**Your instructions**: In your copy, reproduce the entries exactly as they are, minus the images.
** begin Records provided **
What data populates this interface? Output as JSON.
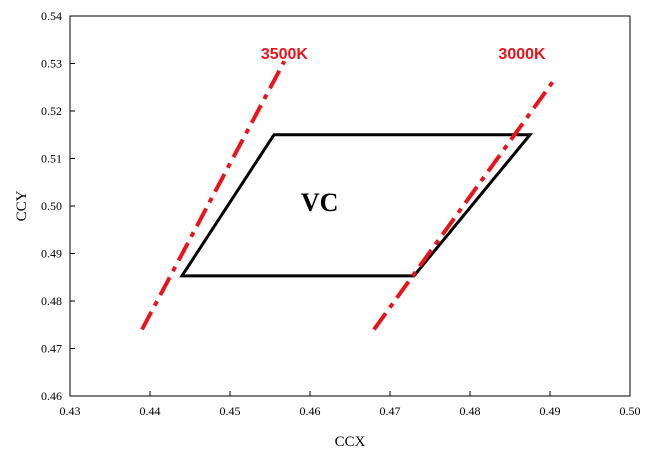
{
  "chart_data": {
    "type": "line",
    "title": "",
    "xlabel": "CCX",
    "ylabel": "CCY",
    "xlim": [
      0.43,
      0.5
    ],
    "ylim": [
      0.46,
      0.54
    ],
    "xticks": [
      "0.43",
      "0.44",
      "0.45",
      "0.46",
      "0.47",
      "0.48",
      "0.49",
      "0.50"
    ],
    "yticks": [
      "0.46",
      "0.47",
      "0.48",
      "0.49",
      "0.50",
      "0.51",
      "0.52",
      "0.53",
      "0.54"
    ],
    "grid": false,
    "series": [
      {
        "name": "3500K",
        "color": "#e8141b",
        "style": "dash-dot",
        "points": [
          [
            0.439,
            0.474
          ],
          [
            0.4568,
            0.5305
          ]
        ]
      },
      {
        "name": "3000K",
        "color": "#e8141b",
        "style": "dash-dot",
        "points": [
          [
            0.468,
            0.474
          ],
          [
            0.4905,
            0.5265
          ]
        ]
      },
      {
        "name": "VC",
        "color": "#000000",
        "style": "solid",
        "closed": true,
        "points": [
          [
            0.444,
            0.4853
          ],
          [
            0.4555,
            0.515
          ],
          [
            0.4875,
            0.515
          ],
          [
            0.473,
            0.4853
          ]
        ]
      }
    ],
    "annotations": [
      {
        "text": "3500K",
        "color": "#e8141b",
        "x": 0.4568,
        "y": 0.531
      },
      {
        "text": "3000K",
        "color": "#e8141b",
        "x": 0.4865,
        "y": 0.531
      },
      {
        "text": "VC",
        "color": "#000000",
        "x": 0.4612,
        "y": 0.499
      }
    ]
  }
}
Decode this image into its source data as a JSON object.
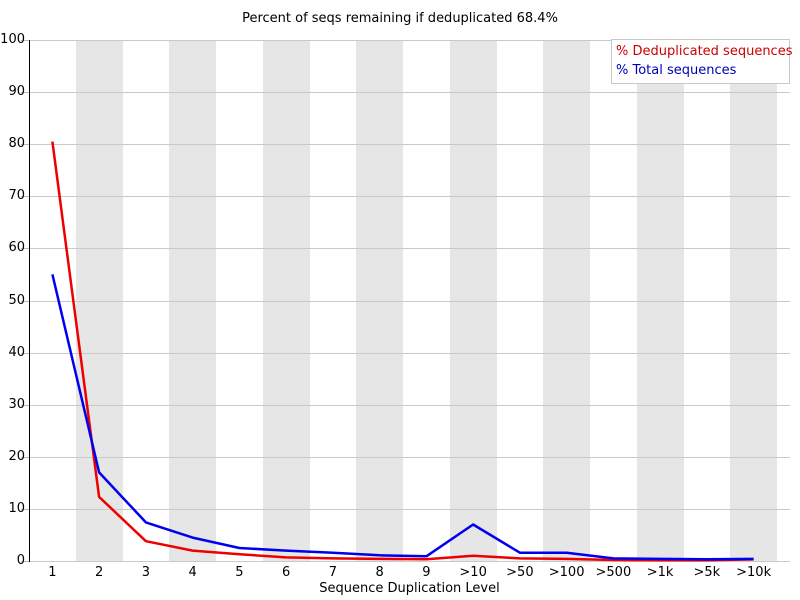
{
  "title": "Percent of seqs remaining if deduplicated 68.4%",
  "legend": {
    "items": [
      {
        "label": "% Deduplicated sequences",
        "color": "#cc0000"
      },
      {
        "label": "% Total sequences",
        "color": "#0000bb"
      }
    ]
  },
  "chart_data": {
    "type": "line",
    "title": "Percent of seqs remaining if deduplicated 68.4%",
    "xlabel": "Sequence Duplication Level",
    "ylabel": "",
    "ylim": [
      0,
      100
    ],
    "ytick_step": 10,
    "grid": "horizontal gridlines every 10 units; alternating vertical category bands",
    "legend_position": "top-right",
    "band_color": "#e6e6e6",
    "gridline_color": "#c9c9c9",
    "categories": [
      "1",
      "2",
      "3",
      "4",
      "5",
      "6",
      "7",
      "8",
      "9",
      ">10",
      ">50",
      ">100",
      ">500",
      ">1k",
      ">5k",
      ">10k"
    ],
    "series": [
      {
        "name": "% Deduplicated sequences",
        "color": "#ee0000",
        "values": [
          80.5,
          12.3,
          3.8,
          2.0,
          1.3,
          0.7,
          0.5,
          0.4,
          0.35,
          1.0,
          0.5,
          0.4,
          0.2,
          0.15,
          0.15,
          0.3
        ]
      },
      {
        "name": "% Total sequences",
        "color": "#0000ee",
        "values": [
          55.0,
          17.0,
          7.4,
          4.5,
          2.5,
          2.0,
          1.6,
          1.1,
          0.9,
          7.0,
          1.6,
          1.6,
          0.5,
          0.4,
          0.35,
          0.4
        ]
      }
    ]
  }
}
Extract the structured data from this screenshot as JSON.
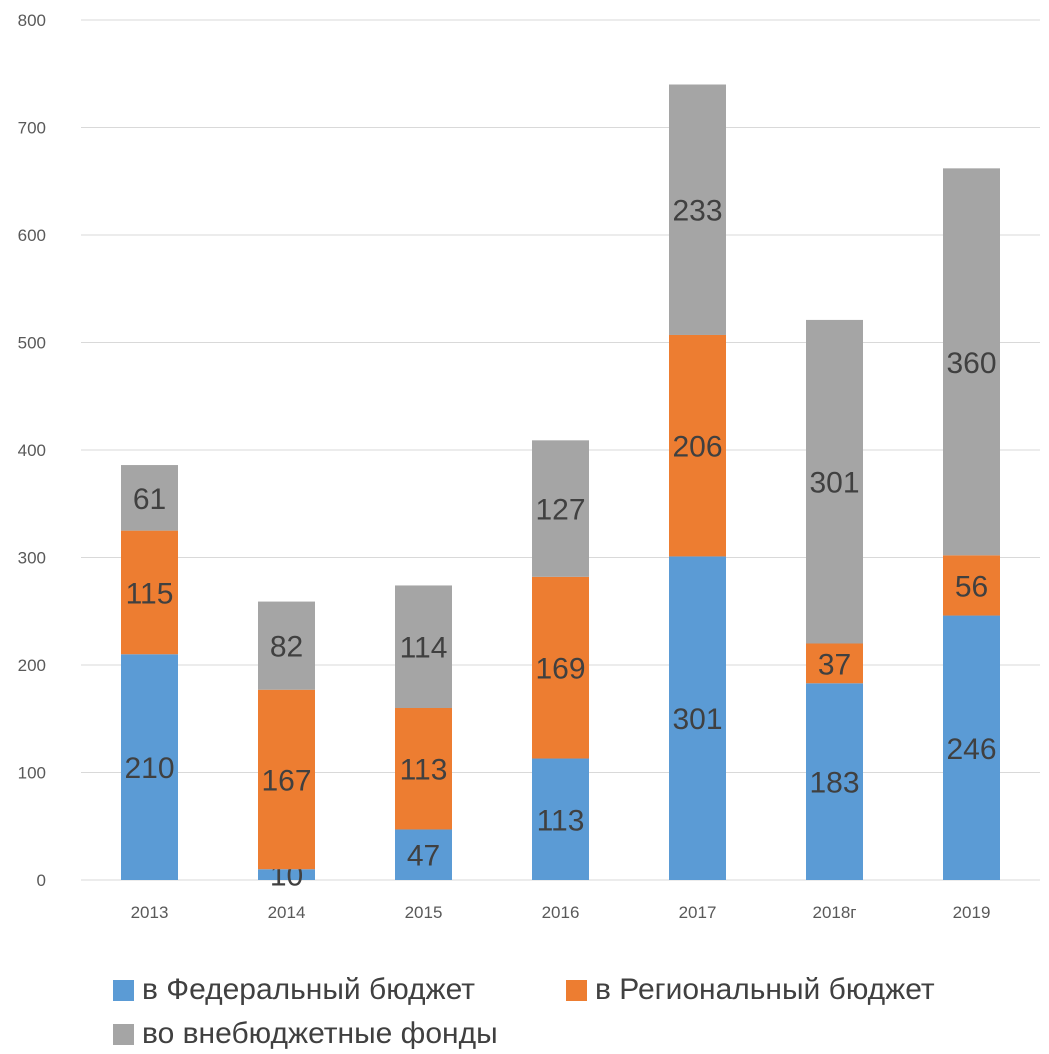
{
  "chart_data": {
    "type": "bar",
    "stacked": true,
    "categories": [
      "2013",
      "2014",
      "2015",
      "2016",
      "2017",
      "2018г",
      "2019"
    ],
    "series": [
      {
        "name": "в Федеральный бюджет",
        "color": "#5B9BD5",
        "values": [
          210,
          10,
          47,
          113,
          301,
          183,
          246
        ]
      },
      {
        "name": "в Региональный бюджет",
        "color": "#ED7D31",
        "values": [
          115,
          167,
          113,
          169,
          206,
          37,
          56
        ]
      },
      {
        "name": "во внебюджетные фонды",
        "color": "#A5A5A5",
        "values": [
          61,
          82,
          114,
          127,
          233,
          301,
          360
        ]
      }
    ],
    "ylim": [
      0,
      800
    ],
    "yticks": [
      0,
      100,
      200,
      300,
      400,
      500,
      600,
      700,
      800
    ],
    "grid": true,
    "legend_position": "bottom",
    "title": "",
    "xlabel": "",
    "ylabel": ""
  }
}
** end Records provided **
**Result of this exercise**:
What data populates this interface? Output as JSON.
{
  "chart_data": {
    "type": "line",
    "title": "",
    "xlabel": "CCX",
    "ylabel": "CCY",
    "xlim": [
      0.43,
      0.5
    ],
    "ylim": [
      0.46,
      0.54
    ],
    "xticks": [
      "0.43",
      "0.44",
      "0.45",
      "0.46",
      "0.47",
      "0.48",
      "0.49",
      "0.50"
    ],
    "yticks": [
      "0.46",
      "0.47",
      "0.48",
      "0.49",
      "0.50",
      "0.51",
      "0.52",
      "0.53",
      "0.54"
    ],
    "grid": false,
    "series": [
      {
        "name": "3500K",
        "color": "#e8141b",
        "style": "dash-dot",
        "points": [
          [
            0.439,
            0.474
          ],
          [
            0.4568,
            0.5305
          ]
        ]
      },
      {
        "name": "3000K",
        "color": "#e8141b",
        "style": "dash-dot",
        "points": [
          [
            0.468,
            0.474
          ],
          [
            0.4905,
            0.5265
          ]
        ]
      },
      {
        "name": "VC",
        "color": "#000000",
        "style": "solid",
        "closed": true,
        "points": [
          [
            0.444,
            0.4853
          ],
          [
            0.4555,
            0.515
          ],
          [
            0.4875,
            0.515
          ],
          [
            0.473,
            0.4853
          ]
        ]
      }
    ],
    "annotations": [
      {
        "text": "3500K",
        "color": "#e8141b",
        "x": 0.4568,
        "y": 0.531
      },
      {
        "text": "3000K",
        "color": "#e8141b",
        "x": 0.4865,
        "y": 0.531
      },
      {
        "text": "VC",
        "color": "#000000",
        "x": 0.4612,
        "y": 0.499
      }
    ]
  }
}
Decode this image into its source data as a JSON object.
{
  "title": "Percent of seqs remaining if deduplicated 68.4%",
  "legend": {
    "items": [
      {
        "label": "% Deduplicated sequences",
        "color": "#cc0000"
      },
      {
        "label": "% Total sequences",
        "color": "#0000bb"
      }
    ]
  },
  "chart_data": {
    "type": "line",
    "title": "Percent of seqs remaining if deduplicated 68.4%",
    "xlabel": "Sequence Duplication Level",
    "ylabel": "",
    "ylim": [
      0,
      100
    ],
    "ytick_step": 10,
    "grid": "horizontal gridlines every 10 units; alternating vertical category bands",
    "legend_position": "top-right",
    "band_color": "#e6e6e6",
    "gridline_color": "#c9c9c9",
    "categories": [
      "1",
      "2",
      "3",
      "4",
      "5",
      "6",
      "7",
      "8",
      "9",
      ">10",
      ">50",
      ">100",
      ">500",
      ">1k",
      ">5k",
      ">10k"
    ],
    "series": [
      {
        "name": "% Deduplicated sequences",
        "color": "#ee0000",
        "values": [
          80.5,
          12.3,
          3.8,
          2.0,
          1.3,
          0.7,
          0.5,
          0.4,
          0.35,
          1.0,
          0.5,
          0.4,
          0.2,
          0.15,
          0.15,
          0.3
        ]
      },
      {
        "name": "% Total sequences",
        "color": "#0000ee",
        "values": [
          55.0,
          17.0,
          7.4,
          4.5,
          2.5,
          2.0,
          1.6,
          1.1,
          0.9,
          7.0,
          1.6,
          1.6,
          0.5,
          0.4,
          0.35,
          0.4
        ]
      }
    ]
  }
}
Extract the structured data from this screenshot as JSON.
{
  "chart_data": {
    "type": "bar",
    "stacked": true,
    "categories": [
      "2013",
      "2014",
      "2015",
      "2016",
      "2017",
      "2018г",
      "2019"
    ],
    "series": [
      {
        "name": "в Федеральный бюджет",
        "color": "#5B9BD5",
        "values": [
          210,
          10,
          47,
          113,
          301,
          183,
          246
        ]
      },
      {
        "name": "в Региональный бюджет",
        "color": "#ED7D31",
        "values": [
          115,
          167,
          113,
          169,
          206,
          37,
          56
        ]
      },
      {
        "name": "во внебюджетные фонды",
        "color": "#A5A5A5",
        "values": [
          61,
          82,
          114,
          127,
          233,
          301,
          360
        ]
      }
    ],
    "ylim": [
      0,
      800
    ],
    "yticks": [
      0,
      100,
      200,
      300,
      400,
      500,
      600,
      700,
      800
    ],
    "grid": true,
    "legend_position": "bottom",
    "title": "",
    "xlabel": "",
    "ylabel": ""
  }
}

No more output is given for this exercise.